* **DOCUMENT PASSAGE**

Top Story, July 15, 2017


Warren County market still thriving after relocation

 

By JANE PRIMERANO
AFP Correspondent

BELVIDERE —
It was a perfect summer Sunday on July 9.
Perfect for a Rolling Thunder motorcycle run of several hundred bikes. And perfect for the Warren County Farmers’ Market.
The market, once in Belvidere and called the Belvidere Farmers’ Market, now occupies the front parking lot of the White Township Elementary School. Farmer Kent Kimball was part of the market in Belvidere and said the present location is much busier.
Kimball is selling plenty of lettuce and greens and is setting appointments for his pick-your-own raspberries business on his nearby farm.
Customers were sampling the raspberries as they shopped.
“People get into a routine,” Maria Menegus said.
She said a couple of weeks into the market shopping picked up.
Broccoli, beets and zucchini are selling well.
So is kohlrabi, she said. She said people don’t know what to do with kohlrabi, but when she makes suggestions they are willing to take a chance. “I’ve got good reports back,” she said.
Menegus Farm is also selling a Griddle Cake mix based on a recipe by Maria’s sister, Cecelia Tkaczyk. A farmer in New York grinds the meal.
Tkaczyk moved to upstate New York when her physicist husband got a job with General Electric in Schenectady.
On a visit back to New Jersey, she fell in love with the Jacob Sheep on Buttonball Farm in Hope.
She now has a flock of 50. One cold upstate New York winter she had an injured dog and made it a bed from her wool.
The dog loved the bed so much she started making them for sale.
“Dogs go right to it,” Menegus said. Tkaczyk also makes cat beds and takes special orders.
Menegus Farm is also selling Special Lady Gourmet Spreads, vinegars and maple syrup.
Kathy Fleigauf started off selling garlic, but she discovered if she brought some cut flowers to a market people bought them.
Fleigauf and her husband moved back to the farm where she was born and raised in Oxford.
They were growing tired of commuting from Stone Row Farm on Jonestown Road.

* **ACTIONS TO TAKE**
(1) Does the farmers' market article support each statement below? Answer yes or no for each, and quote the deciding words from the article. (a) The market now sits in the front parking lot of the White Township Elementary School. (b) Cecelia Tkaczyk has a flock of 100 sheep. (c) Kathy Fleigauf started off selling cut flowers.
(2) Repeat the farmers' market article word for word, from "Customers were sampling" down to "Electric in Schenectady.".
The rows that follow come from a different source than the farmers' market article.

* **DATA PROVIDED**
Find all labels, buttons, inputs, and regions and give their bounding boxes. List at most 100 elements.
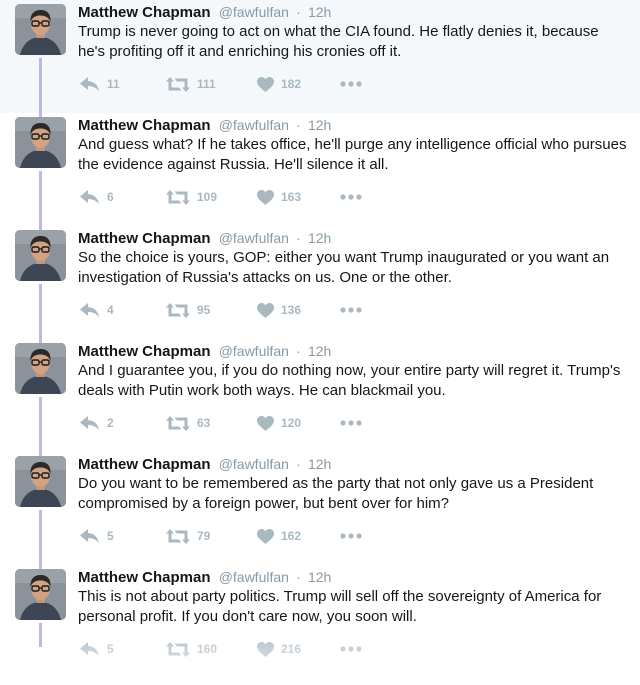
tweet-header: Matthew Chapman @fawfulfan · 12h: [78, 229, 331, 248]
avatar[interactable]: [15, 230, 66, 281]
tweet[interactable]: Matthew Chapman @fawfulfan · 12h Trump i…: [0, 0, 640, 113]
tweet[interactable]: Matthew Chapman @fawfulfan · 12h So the …: [0, 226, 640, 339]
reply-button[interactable]: 5: [80, 526, 114, 546]
reply-count: 11: [107, 77, 120, 91]
retweet-icon: [166, 415, 190, 431]
avatar-image: [15, 117, 66, 168]
more-icon: [340, 194, 362, 200]
author-handle[interactable]: @fawfulfan: [219, 569, 289, 585]
retweet-button[interactable]: 160: [166, 639, 217, 659]
author-handle[interactable]: @fawfulfan: [219, 4, 289, 20]
more-button[interactable]: [340, 187, 362, 207]
reply-button[interactable]: 2: [80, 413, 114, 433]
more-icon: [340, 81, 362, 87]
reply-button[interactable]: 6: [80, 187, 114, 207]
like-button[interactable]: 216: [257, 639, 301, 659]
tweet[interactable]: Matthew Chapman @fawfulfan · 12h And I g…: [0, 339, 640, 452]
author-handle[interactable]: @fawfulfan: [219, 117, 289, 133]
more-button[interactable]: [340, 526, 362, 546]
author-handle[interactable]: @fawfulfan: [219, 456, 289, 472]
author-handle[interactable]: @fawfulfan: [219, 230, 289, 246]
heart-icon: [257, 302, 274, 318]
header-separator: ·: [296, 456, 301, 472]
tweet-header: Matthew Chapman @fawfulfan · 12h: [78, 568, 331, 587]
avatar[interactable]: [15, 343, 66, 394]
tweet[interactable]: Matthew Chapman @fawfulfan · 12h Do you …: [0, 452, 640, 565]
tweet-timestamp[interactable]: 12h: [308, 117, 331, 133]
reply-button[interactable]: 4: [80, 300, 114, 320]
retweet-count: 79: [197, 529, 211, 543]
more-button[interactable]: [340, 639, 362, 659]
retweet-icon: [166, 641, 190, 657]
tweet-timestamp[interactable]: 12h: [308, 230, 331, 246]
header-separator: ·: [296, 4, 301, 20]
author-name[interactable]: Matthew Chapman: [78, 569, 211, 586]
avatar-image: [15, 343, 66, 394]
retweet-icon: [166, 189, 190, 205]
avatar[interactable]: [15, 569, 66, 620]
retweet-icon: [166, 528, 190, 544]
retweet-button[interactable]: 111: [166, 74, 216, 94]
tweet-header: Matthew Chapman @fawfulfan · 12h: [78, 455, 331, 474]
thread-connector-line: [39, 58, 42, 117]
reply-button[interactable]: 5: [80, 639, 114, 659]
avatar-image: [15, 230, 66, 281]
like-button[interactable]: 182: [257, 74, 301, 94]
avatar-image: [15, 569, 66, 620]
heart-icon: [257, 76, 274, 92]
more-button[interactable]: [340, 300, 362, 320]
reply-count: 2: [107, 416, 114, 430]
tweet-timestamp[interactable]: 12h: [308, 343, 331, 359]
retweet-count: 95: [197, 303, 211, 317]
heart-icon: [257, 528, 274, 544]
author-name[interactable]: Matthew Chapman: [78, 117, 211, 134]
retweet-button[interactable]: 79: [166, 526, 210, 546]
like-count: 216: [281, 642, 302, 656]
reply-button[interactable]: 11: [80, 74, 120, 94]
like-count: 182: [281, 77, 302, 91]
tweet-header: Matthew Chapman @fawfulfan · 12h: [78, 342, 331, 361]
like-count: 163: [281, 190, 302, 204]
tweet[interactable]: Matthew Chapman @fawfulfan · 12h And gue…: [0, 113, 640, 226]
tweet-text: And I guarantee you, if you do nothing n…: [78, 362, 621, 399]
author-name[interactable]: Matthew Chapman: [78, 456, 211, 473]
avatar[interactable]: [15, 456, 66, 507]
reply-icon: [80, 189, 99, 204]
tweet-actions: 2 63 120: [80, 413, 380, 433]
tweet-header: Matthew Chapman @fawfulfan · 12h: [78, 116, 331, 135]
avatar[interactable]: [15, 4, 66, 55]
avatar[interactable]: [15, 117, 66, 168]
tweet-timestamp[interactable]: 12h: [308, 569, 331, 585]
retweet-count: 63: [197, 416, 211, 430]
tweet-header: Matthew Chapman @fawfulfan · 12h: [78, 3, 331, 22]
more-button[interactable]: [340, 74, 362, 94]
author-handle[interactable]: @fawfulfan: [219, 343, 289, 359]
header-separator: ·: [296, 117, 301, 133]
like-button[interactable]: 120: [257, 413, 301, 433]
thread-connector-line: [39, 284, 42, 343]
like-button[interactable]: 162: [257, 526, 301, 546]
heart-icon: [257, 641, 274, 657]
retweet-button[interactable]: 63: [166, 413, 210, 433]
header-separator: ·: [296, 569, 301, 585]
tweet-timestamp[interactable]: 12h: [308, 456, 331, 472]
like-count: 120: [281, 416, 302, 430]
thread-connector-line: [39, 623, 42, 647]
author-name[interactable]: Matthew Chapman: [78, 4, 211, 21]
tweet-thread: Matthew Chapman @fawfulfan · 12h Trump i…: [0, 0, 640, 685]
tweet-actions: 6 109 163: [80, 187, 380, 207]
tweet-timestamp[interactable]: 12h: [308, 4, 331, 20]
header-separator: ·: [296, 343, 301, 359]
author-name[interactable]: Matthew Chapman: [78, 343, 211, 360]
tweet[interactable]: Matthew Chapman @fawfulfan · 12h This is…: [0, 565, 640, 685]
like-button[interactable]: 163: [257, 187, 301, 207]
more-icon: [340, 420, 362, 426]
thread-connector-line: [39, 171, 42, 230]
more-button[interactable]: [340, 413, 362, 433]
like-button[interactable]: 136: [257, 300, 301, 320]
retweet-button[interactable]: 109: [166, 187, 217, 207]
retweet-button[interactable]: 95: [166, 300, 210, 320]
avatar-image: [15, 456, 66, 507]
author-name[interactable]: Matthew Chapman: [78, 230, 211, 247]
tweet-text: And guess what? If he takes office, he'l…: [78, 136, 627, 173]
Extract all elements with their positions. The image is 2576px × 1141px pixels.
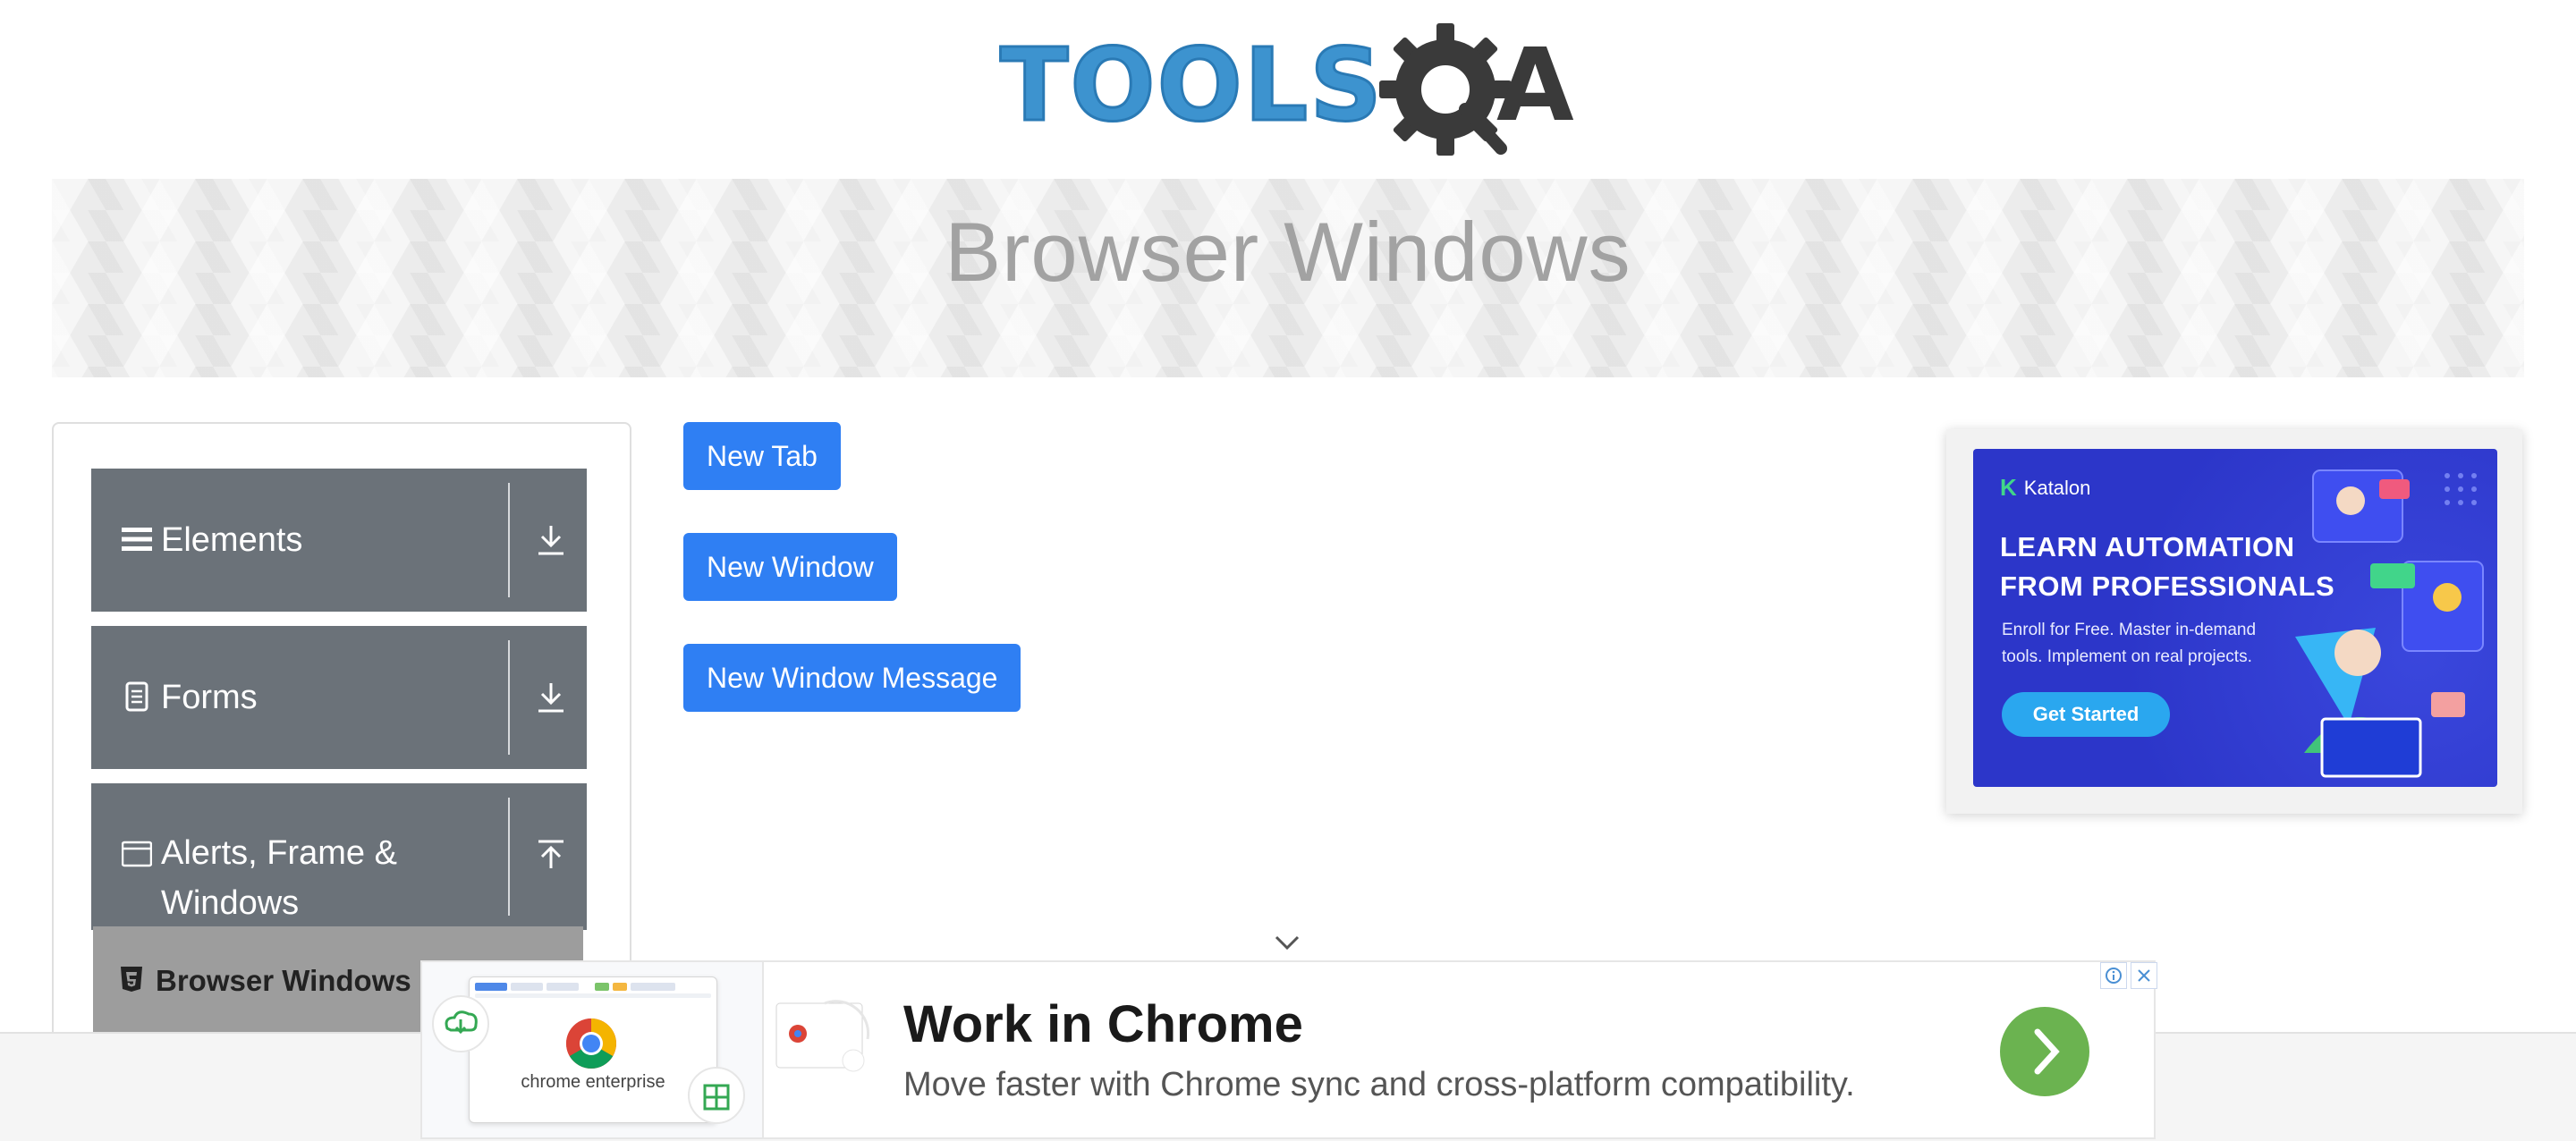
ad-badges bbox=[2100, 962, 2157, 989]
logo-text: TOOLS bbox=[999, 28, 1384, 144]
download-arrow-icon bbox=[538, 683, 564, 713]
ad-browser-window: chrome enterprise bbox=[469, 976, 717, 1123]
page-banner: Browser Windows bbox=[52, 179, 2524, 377]
cloud-download-icon bbox=[432, 995, 489, 1052]
document-icon bbox=[125, 681, 148, 712]
divider bbox=[508, 798, 510, 916]
chevron-down-icon[interactable] bbox=[1274, 934, 1301, 953]
katalon-brand-name: Katalon bbox=[2023, 476, 2091, 499]
sidebar-group-label: Forms bbox=[161, 679, 258, 716]
hamburger-icon bbox=[122, 528, 152, 551]
chrome-enterprise-mini-icon bbox=[775, 1000, 870, 1072]
info-icon bbox=[2106, 968, 2122, 984]
sidebar-group-label-line2: Windows bbox=[161, 884, 300, 922]
sidebar-group-elements[interactable]: Elements bbox=[91, 469, 587, 612]
sidebar-group-forms[interactable]: Forms bbox=[91, 626, 587, 769]
katalon-logo-icon: K bbox=[2000, 474, 2017, 501]
chrome-ad-banner[interactable]: chrome enterprise Work in Chrome Move fa… bbox=[420, 960, 2157, 1139]
get-started-button[interactable]: Get Started bbox=[2002, 692, 2170, 737]
ad-info-button[interactable] bbox=[2100, 962, 2127, 989]
chrome-logo-icon bbox=[566, 1018, 616, 1069]
sidebar-group-alerts-frame-windows[interactable]: Alerts, Frame & Windows bbox=[91, 783, 587, 930]
ad-close-button[interactable] bbox=[2131, 962, 2157, 989]
ad-thumb-label: chrome enterprise bbox=[521, 1072, 665, 1092]
sidebar-group-label: Elements bbox=[161, 521, 303, 559]
ad-subtitle: Move faster with Chrome sync and cross-p… bbox=[903, 1066, 1855, 1103]
close-icon bbox=[2138, 969, 2150, 982]
sheets-icon bbox=[688, 1067, 745, 1124]
ad-card[interactable]: K Katalon LEARN AUTOMATION FROM PROFESSI… bbox=[1973, 449, 2497, 787]
divider bbox=[508, 640, 510, 755]
ad-subtext-1: Enroll for Free. Master in-demand bbox=[2002, 621, 2257, 639]
toolsqa-logo[interactable]: TOOLS A bbox=[999, 23, 1581, 166]
chevron-right-icon bbox=[2034, 1028, 2060, 1075]
ad-title: Work in Chrome bbox=[903, 995, 1303, 1053]
new-window-message-button[interactable]: New Window Message bbox=[683, 644, 1021, 712]
window-icon bbox=[122, 841, 152, 867]
divider bbox=[508, 483, 510, 597]
ad-headline-1: LEARN AUTOMATION bbox=[2000, 531, 2295, 562]
katalon-ad[interactable]: K Katalon LEARN AUTOMATION FROM PROFESSI… bbox=[1946, 429, 2522, 814]
sidebar-group-label-line1: Alerts, Frame & bbox=[161, 834, 397, 872]
download-arrow-icon bbox=[538, 526, 564, 555]
html5-icon bbox=[121, 967, 142, 992]
browser-tabs bbox=[475, 983, 711, 998]
ad-thumbnail: chrome enterprise bbox=[422, 962, 764, 1137]
sidebar-item-label: Browser Windows bbox=[156, 964, 411, 997]
page-title: Browser Windows bbox=[945, 204, 1631, 299]
new-tab-button[interactable]: New Tab bbox=[683, 422, 841, 490]
new-window-button[interactable]: New Window bbox=[683, 533, 897, 601]
upload-arrow-icon bbox=[538, 840, 564, 868]
ad-go-button[interactable] bbox=[2000, 1007, 2089, 1096]
ad-subtext-2: tools. Implement on real projects. bbox=[2002, 647, 2252, 666]
logo-suffix: A bbox=[1496, 28, 1574, 144]
ad-illustration bbox=[2295, 469, 2484, 778]
katalon-brand: K Katalon bbox=[2000, 474, 2090, 502]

* **TASK RESPONSES**
(1)
(a) Yes: "now occupies the front parking lot of the White Township Elementary School"
(b) No: "She now has a flock of 50."
(c) No: "Kathy Fleigauf started off selling garlic"

(2)
Customers were sampling the raspberries as they shopped.
“People get into a routine,” Maria Menegus said.
She said a couple of weeks into the market shopping picked up.
Broccoli, beets and zucchini are selling well.
So is kohlrabi, she said. She said people don’t know what to do with kohlrabi, but when she makes suggestions they are willing to take a chance. “I’ve got good reports back,” she said.
Menegus Farm is also selling a Griddle Cake mix based on a recipe by Maria’s sister, Cecelia Tkaczyk. A farmer in New York grinds the meal.
Tkaczyk moved to upstate New York when her physicist husband got a job with General Electric in Schenectady.